══ Data shown ══

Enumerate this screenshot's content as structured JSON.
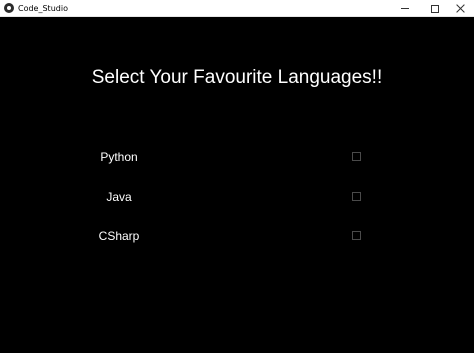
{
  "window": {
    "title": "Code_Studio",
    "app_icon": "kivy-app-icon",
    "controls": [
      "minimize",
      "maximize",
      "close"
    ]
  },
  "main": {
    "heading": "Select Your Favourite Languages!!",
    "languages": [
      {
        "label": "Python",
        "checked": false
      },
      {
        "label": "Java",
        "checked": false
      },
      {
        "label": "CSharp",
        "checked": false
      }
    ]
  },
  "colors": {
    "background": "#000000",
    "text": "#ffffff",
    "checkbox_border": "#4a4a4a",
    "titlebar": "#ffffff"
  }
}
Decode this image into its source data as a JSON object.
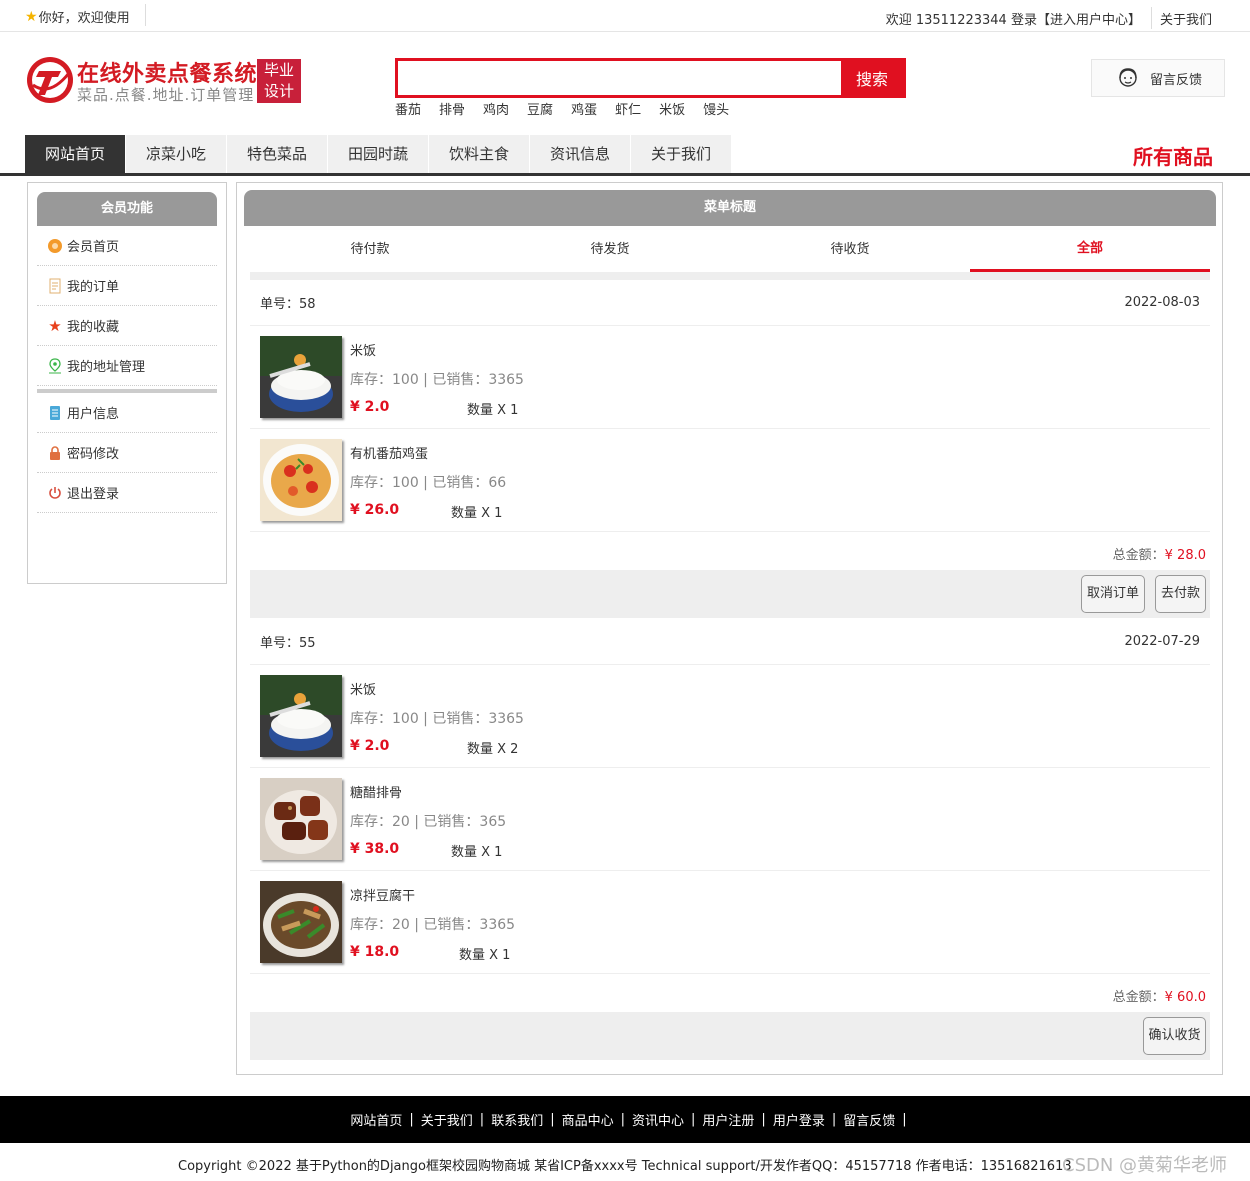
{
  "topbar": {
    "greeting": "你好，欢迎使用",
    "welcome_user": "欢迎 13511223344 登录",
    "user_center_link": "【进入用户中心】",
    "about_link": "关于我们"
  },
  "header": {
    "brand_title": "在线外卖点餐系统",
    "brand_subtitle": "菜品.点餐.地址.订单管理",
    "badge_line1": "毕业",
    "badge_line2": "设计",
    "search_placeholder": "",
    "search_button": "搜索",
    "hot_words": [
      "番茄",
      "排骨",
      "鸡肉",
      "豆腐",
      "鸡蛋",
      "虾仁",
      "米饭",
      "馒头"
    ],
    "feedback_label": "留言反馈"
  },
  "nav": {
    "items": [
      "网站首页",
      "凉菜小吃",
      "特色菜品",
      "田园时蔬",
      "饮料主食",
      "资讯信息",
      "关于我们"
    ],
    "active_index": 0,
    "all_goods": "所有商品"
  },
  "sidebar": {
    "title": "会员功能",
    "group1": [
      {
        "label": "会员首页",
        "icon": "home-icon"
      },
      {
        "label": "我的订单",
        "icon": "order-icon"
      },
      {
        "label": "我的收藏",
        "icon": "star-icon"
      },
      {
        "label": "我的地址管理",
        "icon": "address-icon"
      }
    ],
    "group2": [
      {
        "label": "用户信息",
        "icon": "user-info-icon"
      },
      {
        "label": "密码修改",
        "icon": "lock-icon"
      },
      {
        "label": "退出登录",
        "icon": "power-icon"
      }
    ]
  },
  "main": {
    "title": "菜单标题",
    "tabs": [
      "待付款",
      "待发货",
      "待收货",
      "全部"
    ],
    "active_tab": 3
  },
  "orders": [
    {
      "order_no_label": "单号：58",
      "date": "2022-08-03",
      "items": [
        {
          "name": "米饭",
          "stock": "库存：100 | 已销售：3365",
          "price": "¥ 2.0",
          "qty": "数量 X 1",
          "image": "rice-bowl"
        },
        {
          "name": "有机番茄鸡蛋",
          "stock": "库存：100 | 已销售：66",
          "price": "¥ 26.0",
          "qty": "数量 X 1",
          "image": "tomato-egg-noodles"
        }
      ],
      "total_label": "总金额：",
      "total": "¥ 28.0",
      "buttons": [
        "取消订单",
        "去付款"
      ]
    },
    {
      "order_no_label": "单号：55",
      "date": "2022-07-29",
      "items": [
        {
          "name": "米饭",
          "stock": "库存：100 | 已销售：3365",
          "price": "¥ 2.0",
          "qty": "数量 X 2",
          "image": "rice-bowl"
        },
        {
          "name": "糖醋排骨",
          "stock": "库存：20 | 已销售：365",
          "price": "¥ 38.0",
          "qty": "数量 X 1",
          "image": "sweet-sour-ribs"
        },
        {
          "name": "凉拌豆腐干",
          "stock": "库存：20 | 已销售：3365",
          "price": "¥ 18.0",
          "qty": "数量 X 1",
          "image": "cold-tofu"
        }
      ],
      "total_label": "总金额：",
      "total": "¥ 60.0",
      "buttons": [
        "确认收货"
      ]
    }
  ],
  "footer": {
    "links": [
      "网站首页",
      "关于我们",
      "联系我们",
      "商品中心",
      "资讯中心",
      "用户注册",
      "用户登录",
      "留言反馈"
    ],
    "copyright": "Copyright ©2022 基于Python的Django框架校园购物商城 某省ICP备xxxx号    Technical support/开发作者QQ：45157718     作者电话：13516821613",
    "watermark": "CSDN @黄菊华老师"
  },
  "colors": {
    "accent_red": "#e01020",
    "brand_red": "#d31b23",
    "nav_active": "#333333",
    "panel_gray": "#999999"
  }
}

═══

> [Your goal]:
Reproduce the entries exactly. Do not carry over any picture.

> [Exercise answer]:
Enumerate this screenshot's content as structured JSON.
{
  "window": {
    "title": "Code_Studio",
    "app_icon": "kivy-app-icon",
    "controls": [
      "minimize",
      "maximize",
      "close"
    ]
  },
  "main": {
    "heading": "Select Your Favourite Languages!!",
    "languages": [
      {
        "label": "Python",
        "checked": false
      },
      {
        "label": "Java",
        "checked": false
      },
      {
        "label": "CSharp",
        "checked": false
      }
    ]
  },
  "colors": {
    "background": "#000000",
    "text": "#ffffff",
    "checkbox_border": "#4a4a4a",
    "titlebar": "#ffffff"
  }
}
Decode this image into its source data as a JSON object.
{
  "topbar": {
    "greeting": "你好，欢迎使用",
    "welcome_user": "欢迎 13511223344 登录",
    "user_center_link": "【进入用户中心】",
    "about_link": "关于我们"
  },
  "header": {
    "brand_title": "在线外卖点餐系统",
    "brand_subtitle": "菜品.点餐.地址.订单管理",
    "badge_line1": "毕业",
    "badge_line2": "设计",
    "search_placeholder": "",
    "search_button": "搜索",
    "hot_words": [
      "番茄",
      "排骨",
      "鸡肉",
      "豆腐",
      "鸡蛋",
      "虾仁",
      "米饭",
      "馒头"
    ],
    "feedback_label": "留言反馈"
  },
  "nav": {
    "items": [
      "网站首页",
      "凉菜小吃",
      "特色菜品",
      "田园时蔬",
      "饮料主食",
      "资讯信息",
      "关于我们"
    ],
    "active_index": 0,
    "all_goods": "所有商品"
  },
  "sidebar": {
    "title": "会员功能",
    "group1": [
      {
        "label": "会员首页",
        "icon": "home-icon"
      },
      {
        "label": "我的订单",
        "icon": "order-icon"
      },
      {
        "label": "我的收藏",
        "icon": "star-icon"
      },
      {
        "label": "我的地址管理",
        "icon": "address-icon"
      }
    ],
    "group2": [
      {
        "label": "用户信息",
        "icon": "user-info-icon"
      },
      {
        "label": "密码修改",
        "icon": "lock-icon"
      },
      {
        "label": "退出登录",
        "icon": "power-icon"
      }
    ]
  },
  "main": {
    "title": "菜单标题",
    "tabs": [
      "待付款",
      "待发货",
      "待收货",
      "全部"
    ],
    "active_tab": 3
  },
  "orders": [
    {
      "order_no_label": "单号：58",
      "date": "2022-08-03",
      "items": [
        {
          "name": "米饭",
          "stock": "库存：100 | 已销售：3365",
          "price": "¥ 2.0",
          "qty": "数量 X 1",
          "image": "rice-bowl"
        },
        {
          "name": "有机番茄鸡蛋",
          "stock": "库存：100 | 已销售：66",
          "price": "¥ 26.0",
          "qty": "数量 X 1",
          "image": "tomato-egg-noodles"
        }
      ],
      "total_label": "总金额：",
      "total": "¥ 28.0",
      "buttons": [
        "取消订单",
        "去付款"
      ]
    },
    {
      "order_no_label": "单号：55",
      "date": "2022-07-29",
      "items": [
        {
          "name": "米饭",
          "stock": "库存：100 | 已销售：3365",
          "price": "¥ 2.0",
          "qty": "数量 X 2",
          "image": "rice-bowl"
        },
        {
          "name": "糖醋排骨",
          "stock": "库存：20 | 已销售：365",
          "price": "¥ 38.0",
          "qty": "数量 X 1",
          "image": "sweet-sour-ribs"
        },
        {
          "name": "凉拌豆腐干",
          "stock": "库存：20 | 已销售：3365",
          "price": "¥ 18.0",
          "qty": "数量 X 1",
          "image": "cold-tofu"
        }
      ],
      "total_label": "总金额：",
      "total": "¥ 60.0",
      "buttons": [
        "确认收货"
      ]
    }
  ],
  "footer": {
    "links": [
      "网站首页",
      "关于我们",
      "联系我们",
      "商品中心",
      "资讯中心",
      "用户注册",
      "用户登录",
      "留言反馈"
    ],
    "copyright": "Copyright ©2022 基于Python的Django框架校园购物商城 某省ICP备xxxx号    Technical support/开发作者QQ：45157718     作者电话：13516821613",
    "watermark": "CSDN @黄菊华老师"
  },
  "colors": {
    "accent_red": "#e01020",
    "brand_red": "#d31b23",
    "nav_active": "#333333",
    "panel_gray": "#999999"
  }
}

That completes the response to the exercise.